Render the rows below as a JSON list of strings, with one string for each line and blank lines left out.

————

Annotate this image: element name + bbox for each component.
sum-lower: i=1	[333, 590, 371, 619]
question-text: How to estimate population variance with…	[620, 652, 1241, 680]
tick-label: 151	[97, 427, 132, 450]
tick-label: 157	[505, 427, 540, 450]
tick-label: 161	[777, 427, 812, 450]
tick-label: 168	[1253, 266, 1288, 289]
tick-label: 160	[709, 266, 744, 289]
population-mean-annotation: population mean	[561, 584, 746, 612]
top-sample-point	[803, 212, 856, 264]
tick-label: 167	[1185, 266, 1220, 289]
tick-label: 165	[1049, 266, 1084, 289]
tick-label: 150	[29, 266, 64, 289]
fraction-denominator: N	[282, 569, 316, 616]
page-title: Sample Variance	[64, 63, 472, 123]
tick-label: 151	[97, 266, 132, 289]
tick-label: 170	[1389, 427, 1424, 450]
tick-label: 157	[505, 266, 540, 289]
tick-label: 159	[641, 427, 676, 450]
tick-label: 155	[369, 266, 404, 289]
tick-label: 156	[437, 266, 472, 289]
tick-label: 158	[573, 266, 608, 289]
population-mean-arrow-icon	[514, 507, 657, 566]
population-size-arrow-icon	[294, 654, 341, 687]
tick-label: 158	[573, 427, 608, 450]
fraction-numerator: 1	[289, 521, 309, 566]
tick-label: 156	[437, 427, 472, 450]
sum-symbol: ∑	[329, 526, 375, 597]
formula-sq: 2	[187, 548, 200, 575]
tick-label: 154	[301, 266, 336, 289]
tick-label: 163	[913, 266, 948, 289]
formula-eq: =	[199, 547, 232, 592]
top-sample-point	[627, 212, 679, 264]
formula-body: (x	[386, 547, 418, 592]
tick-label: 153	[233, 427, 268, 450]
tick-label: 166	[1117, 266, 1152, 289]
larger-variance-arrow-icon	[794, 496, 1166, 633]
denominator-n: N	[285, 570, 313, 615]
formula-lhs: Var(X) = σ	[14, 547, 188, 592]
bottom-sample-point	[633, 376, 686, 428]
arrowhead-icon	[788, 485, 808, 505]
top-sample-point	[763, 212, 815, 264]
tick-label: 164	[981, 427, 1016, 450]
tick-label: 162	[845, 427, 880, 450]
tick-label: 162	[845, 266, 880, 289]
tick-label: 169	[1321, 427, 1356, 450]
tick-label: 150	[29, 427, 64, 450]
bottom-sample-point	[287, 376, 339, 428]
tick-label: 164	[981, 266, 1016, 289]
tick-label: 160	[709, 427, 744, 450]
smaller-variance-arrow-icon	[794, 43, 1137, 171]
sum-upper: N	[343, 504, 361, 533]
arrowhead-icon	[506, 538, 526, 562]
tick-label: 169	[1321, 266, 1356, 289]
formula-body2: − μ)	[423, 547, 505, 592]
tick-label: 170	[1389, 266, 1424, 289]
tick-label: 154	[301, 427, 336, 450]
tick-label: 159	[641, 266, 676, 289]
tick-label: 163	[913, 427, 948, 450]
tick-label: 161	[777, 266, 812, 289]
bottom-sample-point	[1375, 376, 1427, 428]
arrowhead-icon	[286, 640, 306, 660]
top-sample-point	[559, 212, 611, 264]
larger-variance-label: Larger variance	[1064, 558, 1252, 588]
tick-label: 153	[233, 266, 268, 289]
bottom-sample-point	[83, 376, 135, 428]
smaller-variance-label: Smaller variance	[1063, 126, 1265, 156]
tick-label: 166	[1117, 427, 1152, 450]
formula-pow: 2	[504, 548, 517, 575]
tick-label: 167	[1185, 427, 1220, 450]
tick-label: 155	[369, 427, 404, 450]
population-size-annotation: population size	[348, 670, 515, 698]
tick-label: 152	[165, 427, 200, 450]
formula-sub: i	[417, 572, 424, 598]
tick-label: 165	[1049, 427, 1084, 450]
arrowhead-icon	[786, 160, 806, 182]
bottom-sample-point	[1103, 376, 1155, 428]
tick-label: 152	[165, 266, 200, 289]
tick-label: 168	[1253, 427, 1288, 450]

————

**Complete answer**
[
  "Annotate this image: element name + bbox for each component.",
  "sum-lower: i=1\t[333, 590, 371, 619]",
  "question-text: How to estimate population variance with…\t[620, 652, 1241, 680]",
  "tick-label: 151\t[97, 427, 132, 450]",
  "tick-label: 157\t[505, 427, 540, 450]",
  "tick-label: 161\t[777, 427, 812, 450]",
  "tick-label: 168\t[1253, 266, 1288, 289]",
  "tick-label: 160\t[709, 266, 744, 289]",
  "population-mean-annotation: population mean\t[561, 584, 746, 612]",
  "top-sample-point\t[803, 212, 856, 264]",
  "tick-label: 167\t[1185, 266, 1220, 289]",
  "tick-label: 165\t[1049, 266, 1084, 289]",
  "tick-label: 150\t[29, 266, 64, 289]",
  "fraction-denominator: N\t[282, 569, 316, 616]",
  "page-title: Sample Variance\t[64, 63, 472, 123]",
  "tick-label: 151\t[97, 266, 132, 289]",
  "tick-label: 170\t[1389, 427, 1424, 450]",
  "tick-label: 157\t[505, 266, 540, 289]",
  "tick-label: 159\t[641, 427, 676, 450]",
  "tick-label: 155\t[369, 266, 404, 289]",
  "tick-label: 156\t[437, 266, 472, 289]",
  "tick-label: 158\t[573, 266, 608, 289]",
  "population-mean-arrow-icon\t[514, 507, 657, 566]",
  "population-size-arrow-icon\t[294, 654, 341, 687]",
  "tick-label: 158\t[573, 427, 608, 450]",
  "fraction-numerator: 1\t[289, 521, 309, 566]",
  "tick-label: 156\t[437, 427, 472, 450]",
  "sum-symbol: ∑\t[329, 526, 375, 597]",
  "formula-sq: 2\t[187, 548, 200, 575]",
  "tick-label: 154\t[301, 266, 336, 289]",
  "tick-label: 163\t[913, 266, 948, 289]",
  "formula-eq: =\t[199, 547, 232, 592]",
  "top-sample-point\t[627, 212, 679, 264]",
  "formula-body: (x\t[386, 547, 418, 592]",
  "tick-label: 153\t[233, 427, 268, 450]",
  "tick-label: 166\t[1117, 266, 1152, 289]",
  "larger-variance-arrow-icon\t[794, 496, 1166, 633]",
  "denominator-n: N\t[285, 570, 313, 615]",
  "formula-lhs: Var(X) = σ\t[14, 547, 188, 592]",
  "bottom-sample-point\t[633, 376, 686, 428]",
  "arrowhead-icon\t[788, 485, 808, 505]",
  "top-sample-point\t[763, 212, 815, 264]",
  "tick-label: 164\t[981, 427, 1016, 450]",
  "tick-label: 162\t[845, 427, 880, 450]",
  "tick-label: 162\t[845, 266, 880, 289]",
  "tick-label: 169\t[1321, 427, 1356, 450]",
  "tick-label: 150\t[29, 427, 64, 450]",
  "bottom-sample-point\t[287, 376, 339, 428]",
  "tick-label: 164\t[981, 266, 1016, 289]",
  "tick-label: 160\t[709, 427, 744, 450]",
  "smaller-variance-arrow-icon\t[794, 43, 1137, 171]",
  "sum-upper: N\t[343, 504, 361, 533]",
  "arrowhead-icon\t[506, 538, 526, 562]",
  "tick-label: 169\t[1321, 266, 1356, 289]",
  "formula-body2: − μ)\t[423, 547, 505, 592]",
  "tick-label: 170\t[1389, 266, 1424, 289]",
  "tick-label: 154\t[301, 427, 336, 450]",
  "tick-label: 159\t[641, 266, 676, 289]",
  "tick-label: 163\t[913, 427, 948, 450]",
  "tick-label: 161\t[777, 266, 812, 289]",
  "bottom-sample-point\t[1375, 376, 1427, 428]",
  "arrowhead-icon\t[286, 640, 306, 660]",
  "top-sample-point\t[559, 212, 611, 264]",
  "larger-variance-label: Larger variance\t[1064, 558, 1252, 588]",
  "tick-label: 153\t[233, 266, 268, 289]",
  "bottom-sample-point\t[83, 376, 135, 428]",
  "smaller-variance-label: Smaller variance\t[1063, 126, 1265, 156]",
  "tick-label: 166\t[1117, 427, 1152, 450]",
  "formula-pow: 2\t[504, 548, 517, 575]",
  "tick-label: 167\t[1185, 427, 1220, 450]",
  "tick-label: 155\t[369, 427, 404, 450]",
  "population-size-annotation: population size\t[348, 670, 515, 698]",
  "tick-label: 152\t[165, 427, 200, 450]",
  "formula-sub: i\t[417, 572, 424, 598]",
  "tick-label: 165\t[1049, 427, 1084, 450]",
  "arrowhead-icon\t[786, 160, 806, 182]",
  "bottom-sample-point\t[1103, 376, 1155, 428]",
  "tick-label: 152\t[165, 266, 200, 289]",
  "tick-label: 168\t[1253, 427, 1288, 450]"
]